Supplied data ::

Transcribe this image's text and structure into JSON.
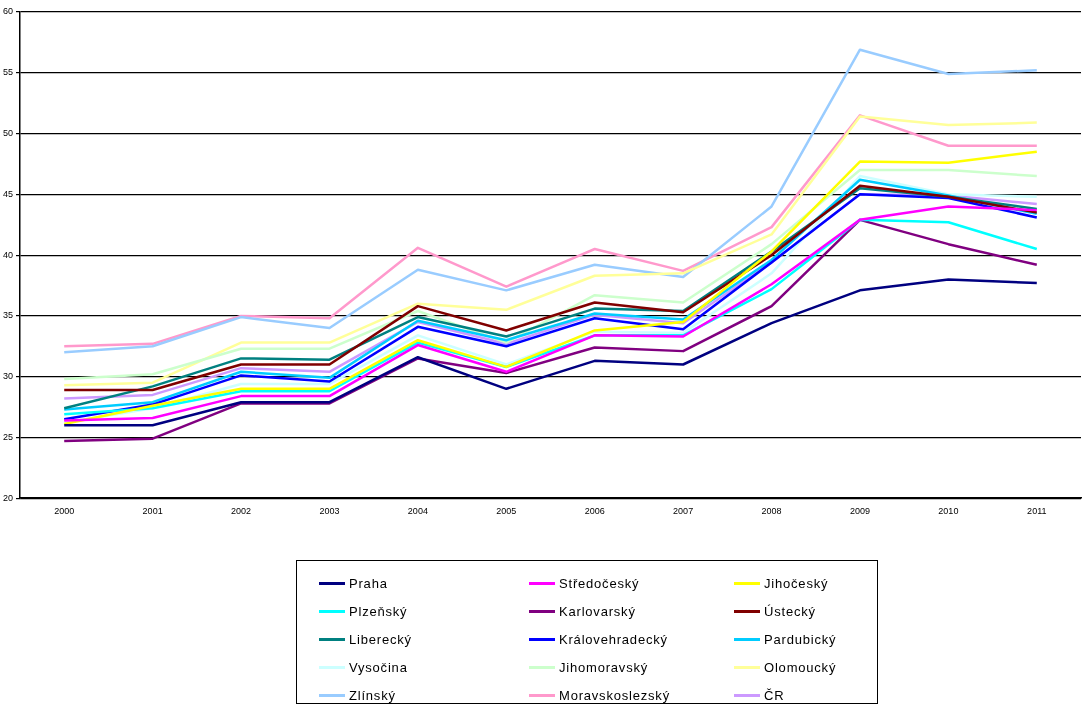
{
  "chart_data": {
    "type": "line",
    "categories": [
      "2000",
      "2001",
      "2002",
      "2003",
      "2004",
      "2005",
      "2006",
      "2007",
      "2008",
      "2009",
      "2010",
      "2011"
    ],
    "ylim": [
      20,
      60
    ],
    "yticks": [
      20,
      25,
      30,
      35,
      40,
      45,
      50,
      55,
      60
    ],
    "grid": "y",
    "legend": "bottom",
    "marker": "none",
    "line_style": "solid",
    "series": [
      {
        "name": "Praha",
        "color": "#000080",
        "values": [
          26.0,
          26.0,
          27.9,
          27.9,
          31.6,
          29.0,
          31.3,
          31.0,
          34.4,
          37.1,
          38.0,
          37.7
        ]
      },
      {
        "name": "Středočeský",
        "color": "#ff00ff",
        "values": [
          26.4,
          26.6,
          28.4,
          28.4,
          32.6,
          30.4,
          33.4,
          33.3,
          37.6,
          42.9,
          44.0,
          43.7
        ]
      },
      {
        "name": "Jihočeský",
        "color": "#ffff00",
        "values": [
          26.1,
          27.6,
          29.0,
          29.0,
          33.0,
          30.8,
          33.8,
          34.5,
          40.3,
          47.7,
          47.6,
          48.5
        ]
      },
      {
        "name": "Plzeňský",
        "color": "#00ffff",
        "values": [
          26.9,
          27.4,
          28.8,
          28.8,
          32.8,
          30.8,
          33.4,
          33.4,
          37.2,
          42.9,
          42.7,
          40.5
        ]
      },
      {
        "name": "Karlovarský",
        "color": "#800080",
        "values": [
          24.7,
          24.9,
          27.8,
          27.8,
          31.5,
          30.3,
          32.4,
          32.1,
          35.8,
          42.9,
          40.9,
          39.2
        ]
      },
      {
        "name": "Ústecký",
        "color": "#800000",
        "values": [
          28.9,
          28.9,
          31.0,
          31.0,
          35.8,
          33.8,
          36.1,
          35.3,
          40.0,
          45.7,
          44.8,
          43.5
        ]
      },
      {
        "name": "Liberecký",
        "color": "#008080",
        "values": [
          27.4,
          29.2,
          31.5,
          31.4,
          34.9,
          33.3,
          35.6,
          35.4,
          40.3,
          45.5,
          44.8,
          43.8
        ]
      },
      {
        "name": "Královehradecký",
        "color": "#0000ff",
        "values": [
          26.5,
          27.7,
          30.1,
          29.6,
          34.1,
          32.5,
          34.8,
          33.9,
          39.4,
          45.0,
          44.7,
          43.1
        ]
      },
      {
        "name": "Pardubický",
        "color": "#00ccff",
        "values": [
          27.3,
          27.9,
          30.4,
          29.9,
          34.6,
          33.0,
          35.2,
          34.7,
          39.6,
          46.2,
          44.9,
          43.4
        ]
      },
      {
        "name": "Vysočina",
        "color": "#ccffff",
        "values": [
          26.2,
          27.4,
          29.4,
          29.4,
          33.4,
          31.0,
          33.7,
          33.6,
          38.5,
          46.5,
          45.0,
          44.8
        ]
      },
      {
        "name": "Jihomoravský",
        "color": "#ccffcc",
        "values": [
          29.8,
          30.2,
          32.3,
          32.3,
          35.4,
          32.8,
          36.7,
          36.1,
          40.9,
          47.0,
          47.0,
          46.5
        ]
      },
      {
        "name": "Olomoucký",
        "color": "#ffff99",
        "values": [
          29.3,
          29.5,
          32.8,
          32.8,
          36.0,
          35.5,
          38.3,
          38.5,
          41.7,
          51.4,
          50.7,
          50.9
        ]
      },
      {
        "name": "Zlínský",
        "color": "#99ccff",
        "values": [
          32.0,
          32.5,
          34.9,
          34.0,
          38.8,
          37.1,
          39.2,
          38.2,
          44.0,
          56.9,
          54.9,
          55.2
        ]
      },
      {
        "name": "Moravskoslezský",
        "color": "#ff99cc",
        "values": [
          32.5,
          32.7,
          35.0,
          34.8,
          40.6,
          37.4,
          40.5,
          38.7,
          42.3,
          51.5,
          49.0,
          49.0
        ]
      },
      {
        "name": "ČR",
        "color": "#cc99ff",
        "values": [
          28.2,
          28.5,
          30.7,
          30.4,
          34.5,
          32.7,
          35.1,
          34.4,
          39.4,
          45.0,
          44.9,
          44.2
        ]
      }
    ]
  }
}
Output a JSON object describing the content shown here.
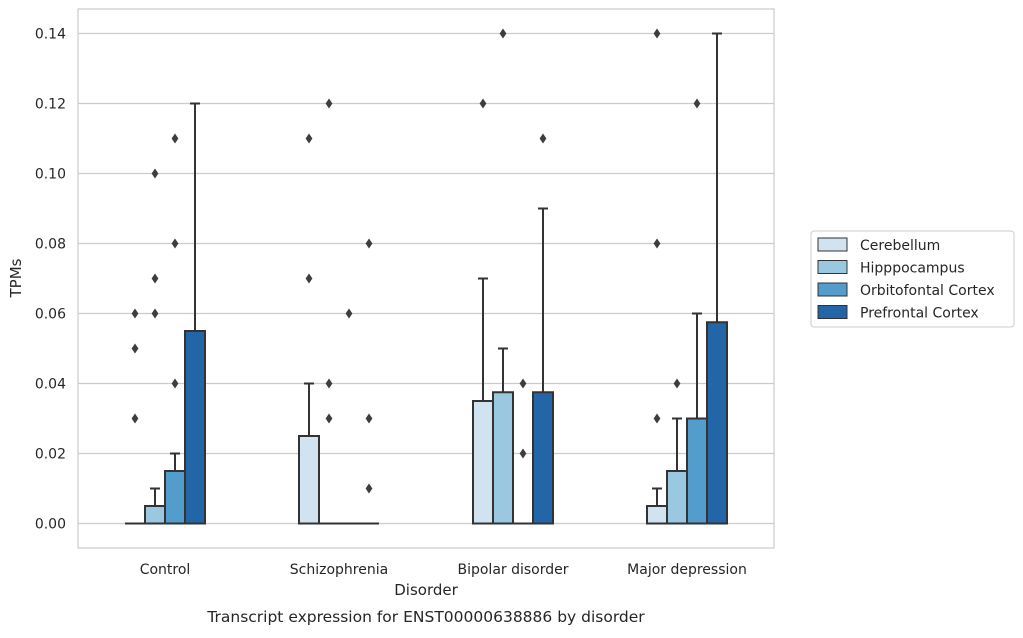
{
  "chart_data": {
    "type": "bar",
    "xlabel": "Disorder",
    "ylabel": "TPMs",
    "caption": "Transcript expression for ENST00000638886 by disorder",
    "ylim": [
      -0.007,
      0.147
    ],
    "yticks": [
      "0.00",
      "0.02",
      "0.04",
      "0.06",
      "0.08",
      "0.10",
      "0.12",
      "0.14"
    ],
    "grid": "horizontal",
    "legend_position": "right",
    "categories": [
      "Control",
      "Schizophrenia",
      "Bipolar disorder",
      "Major depression"
    ],
    "series": [
      {
        "name": "Cerebellum",
        "color": "#d1e2f1",
        "values": [
          0.0,
          0.025,
          0.035,
          0.005
        ],
        "error_top": [
          0.0,
          0.04,
          0.07,
          0.01
        ],
        "outliers": [
          [
            0.03,
            0.05,
            0.06
          ],
          [
            0.07,
            0.11
          ],
          [
            0.12
          ],
          [
            0.03,
            0.08,
            0.14
          ]
        ]
      },
      {
        "name": "Hipppocampus",
        "color": "#9ac8e0",
        "values": [
          0.005,
          0.0,
          0.0375,
          0.015
        ],
        "error_top": [
          0.01,
          0.0,
          0.05,
          0.03
        ],
        "outliers": [
          [
            0.06,
            0.07,
            0.1
          ],
          [
            0.03,
            0.04,
            0.12
          ],
          [
            0.14
          ],
          [
            0.04
          ]
        ]
      },
      {
        "name": "Orbitofontal Cortex",
        "color": "#529dcc",
        "values": [
          0.015,
          0.0,
          0.0,
          0.03
        ],
        "error_top": [
          0.02,
          0.0,
          0.0,
          0.06
        ],
        "outliers": [
          [
            0.04,
            0.08,
            0.11
          ],
          [
            0.06
          ],
          [
            0.02,
            0.04
          ],
          [
            0.12
          ]
        ]
      },
      {
        "name": "Prefrontal Cortex",
        "color": "#2366a8",
        "values": [
          0.055,
          0.0,
          0.0375,
          0.0575
        ],
        "error_top": [
          0.12,
          0.0,
          0.09,
          0.14
        ],
        "outliers": [
          [],
          [
            0.01,
            0.03,
            0.08
          ],
          [
            0.11
          ],
          []
        ]
      }
    ]
  }
}
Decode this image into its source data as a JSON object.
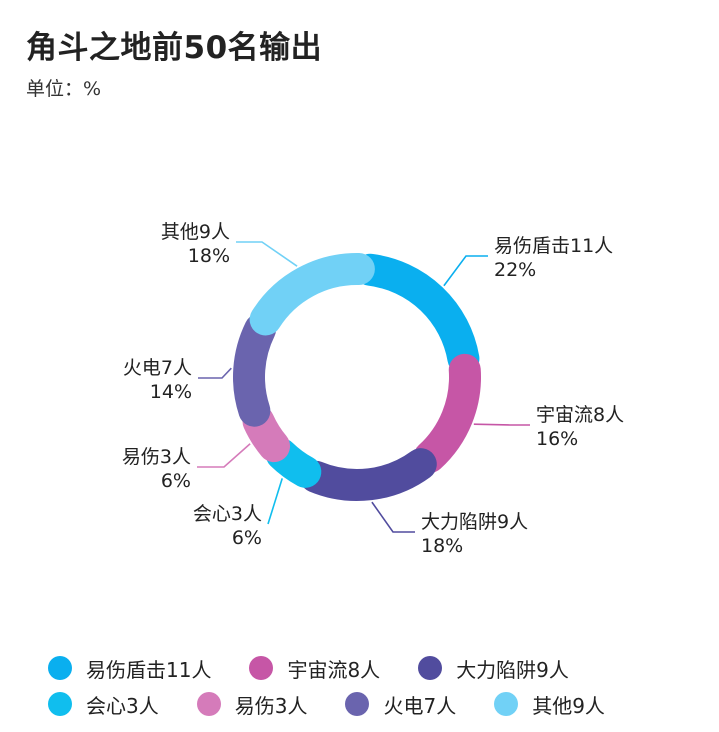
{
  "title": "角斗之地前50名输出",
  "subtitle": "单位：%",
  "chart_data": {
    "type": "pie",
    "style": "rounded donut with gaps",
    "categories": [
      "易伤盾击11人",
      "宇宙流8人",
      "大力陷阱9人",
      "会心3人",
      "易伤3人",
      "火电7人",
      "其他9人"
    ],
    "values": [
      22,
      16,
      18,
      6,
      6,
      14,
      18
    ],
    "value_labels": [
      "22%",
      "16%",
      "18%",
      "6%",
      "6%",
      "14%",
      "18%"
    ],
    "colors": [
      "#0AAFEF",
      "#C656A6",
      "#514C9E",
      "#10BEEE",
      "#D57BBA",
      "#6A64AE",
      "#71D1F6"
    ],
    "legend_position": "bottom"
  }
}
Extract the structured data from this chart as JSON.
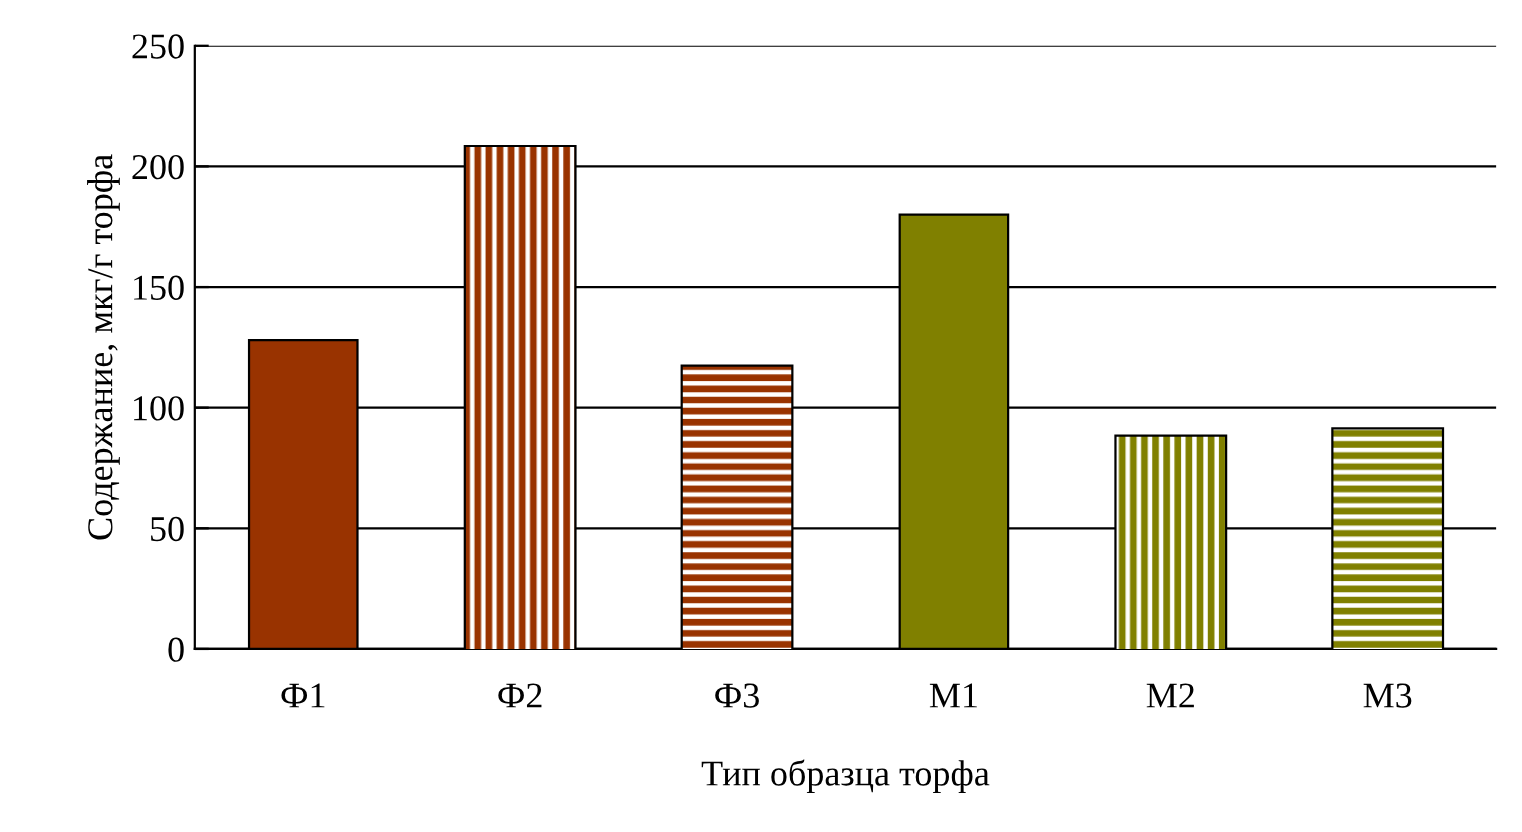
{
  "chart_data": {
    "type": "bar",
    "categories": [
      "Ф1",
      "Ф2",
      "Ф3",
      "М1",
      "М2",
      "М3"
    ],
    "values": [
      128,
      208,
      117,
      180,
      88,
      91
    ],
    "colors": [
      "#993300",
      "#993300",
      "#993300",
      "#808000",
      "#808000",
      "#808000"
    ],
    "xlabel": "Тип образца торфа",
    "ylabel": "Содержание, мкг/г торфа",
    "ylim": [
      0,
      250
    ],
    "yticks": [
      0,
      50,
      100,
      150,
      200,
      250
    ],
    "grid": "y",
    "legend": false
  }
}
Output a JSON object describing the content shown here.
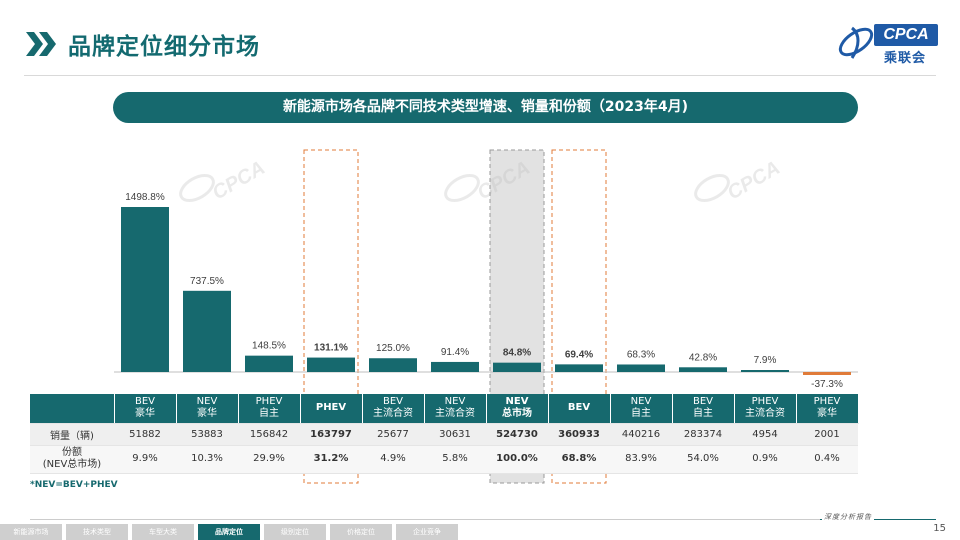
{
  "header": {
    "title": "品牌定位细分市场",
    "logo_text": "CPCA",
    "logo_sub": "乘联会"
  },
  "banner": {
    "text": "新能源市场各品牌不同技术类型增速、销量和份额（2023年4月)"
  },
  "chart_data": {
    "type": "bar",
    "categories": [
      "BEV 豪华",
      "NEV 豪华",
      "PHEV 自主",
      "PHEV",
      "BEV 主流合资",
      "NEV 主流合资",
      "NEV 总市场",
      "BEV",
      "NEV 自主",
      "BEV 自主",
      "PHEV 主流合资",
      "PHEV 豪华"
    ],
    "values": [
      1498.8,
      737.5,
      148.5,
      131.1,
      125.0,
      91.4,
      84.8,
      69.4,
      68.3,
      42.8,
      7.9,
      -37.3
    ],
    "value_labels": [
      "1498.8%",
      "737.5%",
      "148.5%",
      "131.1%",
      "125.0%",
      "91.4%",
      "84.8%",
      "69.4%",
      "68.3%",
      "42.8%",
      "7.9%",
      "-37.3%"
    ],
    "bold_labels": [
      3,
      6,
      7
    ],
    "highlight_dashed": [
      3,
      7
    ],
    "highlight_shaded": [
      6
    ],
    "colors": {
      "positive": "#16696e",
      "negative": "#e07b39",
      "dashed_box": "#e07b39",
      "shaded_box": "#bfbfbf"
    }
  },
  "table": {
    "headers": [
      [
        "BEV",
        "豪华"
      ],
      [
        "NEV",
        "豪华"
      ],
      [
        "PHEV",
        "自主"
      ],
      [
        "PHEV"
      ],
      [
        "BEV",
        "主流合资"
      ],
      [
        "NEV",
        "主流合资"
      ],
      [
        "NEV",
        "总市场"
      ],
      [
        "BEV"
      ],
      [
        "NEV",
        "自主"
      ],
      [
        "BEV",
        "自主"
      ],
      [
        "PHEV",
        "主流合资"
      ],
      [
        "PHEV",
        "豪华"
      ]
    ],
    "sales_label": "销量（辆)",
    "sales": [
      "51882",
      "53883",
      "156842",
      "163797",
      "25677",
      "30631",
      "524730",
      "360933",
      "440216",
      "283374",
      "4954",
      "2001"
    ],
    "share_label_1": "份额",
    "share_label_2": "(NEV总市场)",
    "shares": [
      "9.9%",
      "10.3%",
      "29.9%",
      "31.2%",
      "4.9%",
      "5.8%",
      "100.0%",
      "68.8%",
      "83.9%",
      "54.0%",
      "0.9%",
      "0.4%"
    ]
  },
  "note": "*NEV=BEV+PHEV",
  "footer": {
    "nav": [
      "新能源市场",
      "技术类型",
      "车型大类",
      "品牌定位",
      "级别定位",
      "价格定位",
      "企业竞争"
    ],
    "active_index": 3,
    "report_label": "深度分析报告",
    "page_number": "15"
  }
}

Task prompt :: Find each line holding the string "into" and copy it out.

Task answer ::
Transcribe this image's text and structure into JSON.
Decode this image into its source data as a JSON object.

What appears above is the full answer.